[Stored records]
──────

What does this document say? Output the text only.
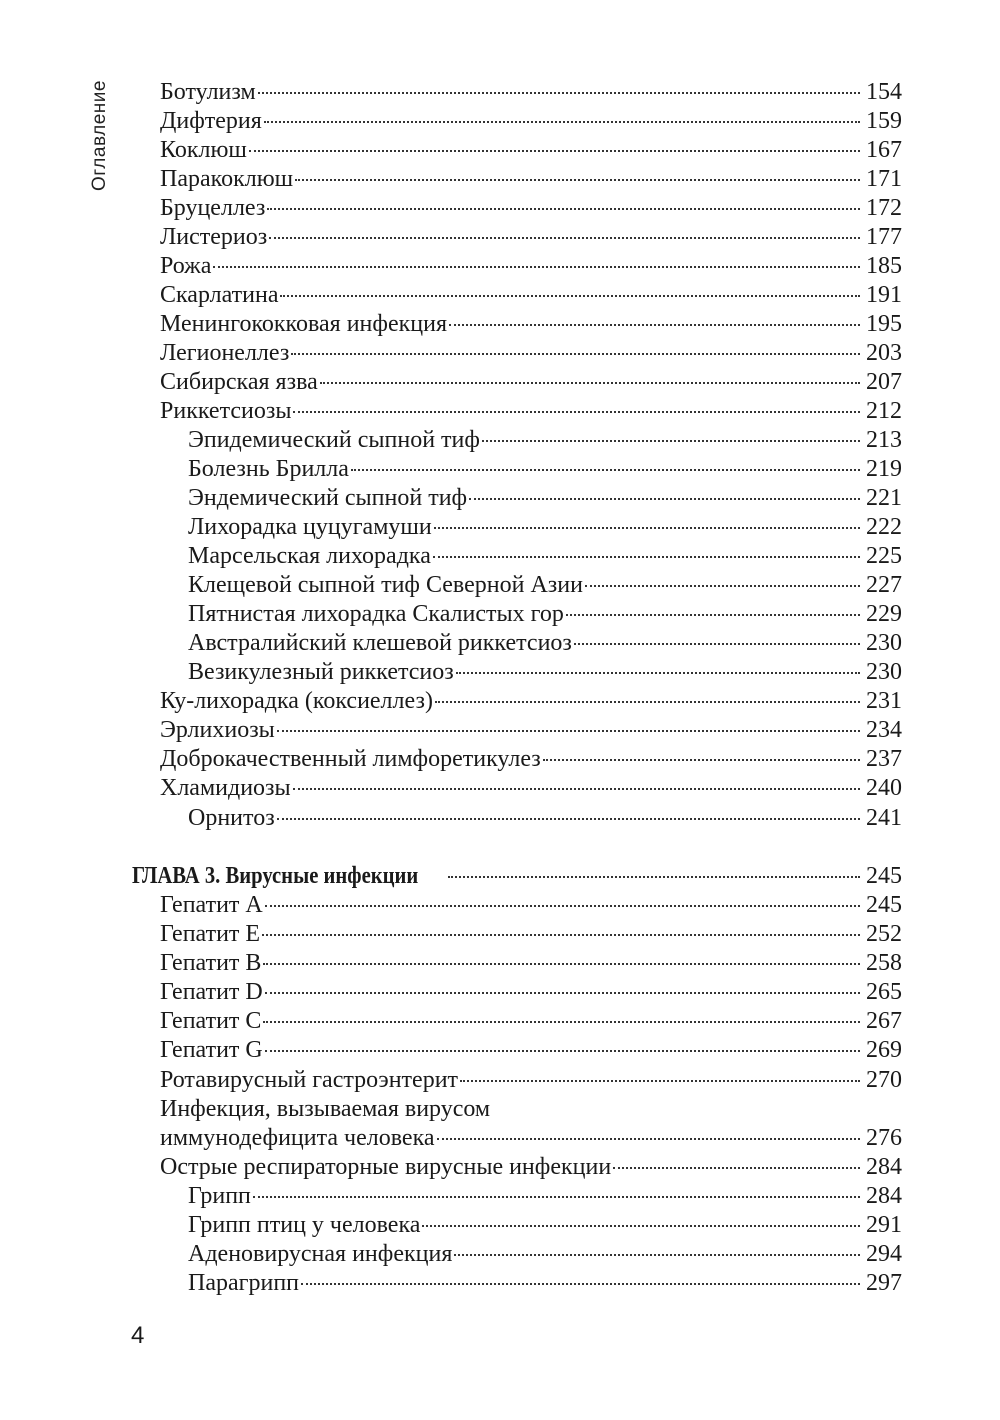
Оглавление Ботулизм	154
Дифтерия	159
Коклюш	167
Паракоклюш	171
Бруцеллез	172
Листериоз	177
Рожа	185
Скарлатина	191
Менингококковая инфекция	195
Легионеллез	203
Сибирская язва	207
Риккетсиозы	212
Эпидемический сыпной тиф	213
Болезнь Брилла	219
Эндемический сыпной тиф	221
Лихорадка цуцугамуши	222
Марсельская лихорадка	225
Клещевой сыпной тиф Северной Азии	227
Пятнистая лихорадка Скалистых гор	229
Австралийский клешевой риккетсиоз	230
Везикулезный риккетсиоз	230
Ку-лихорадка (коксиеллез)	231
Эрлихиозы	234
Доброкачественный лимфоретикулез	237
Хламидиозы	240
Орнитоз	241
ГЛАВА 3. Вирусные инфекции	245
Гепатит А	245
Гепатит Е	252
Гепатит В	258
Гепатит D	265
Гепатит С	267
Гепатит G	269
Ротавирусный гастроэнтерит	270
Инфекция, вызываемая вирусом
иммунодефицита человека	276
Острые респираторные вирусные инфекции	284
Грипп	284
Грипп птиц у человека	291
Аденовирусная инфекция	294
Парагрипп	297
4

──────

* **Task instructions**
Copy, from the material above, each line in which the string "инфекции" occurs.

* **Final result**
ГЛАВА 3. Вирусные инфекции	245
Острые респираторные вирусные инфекции	284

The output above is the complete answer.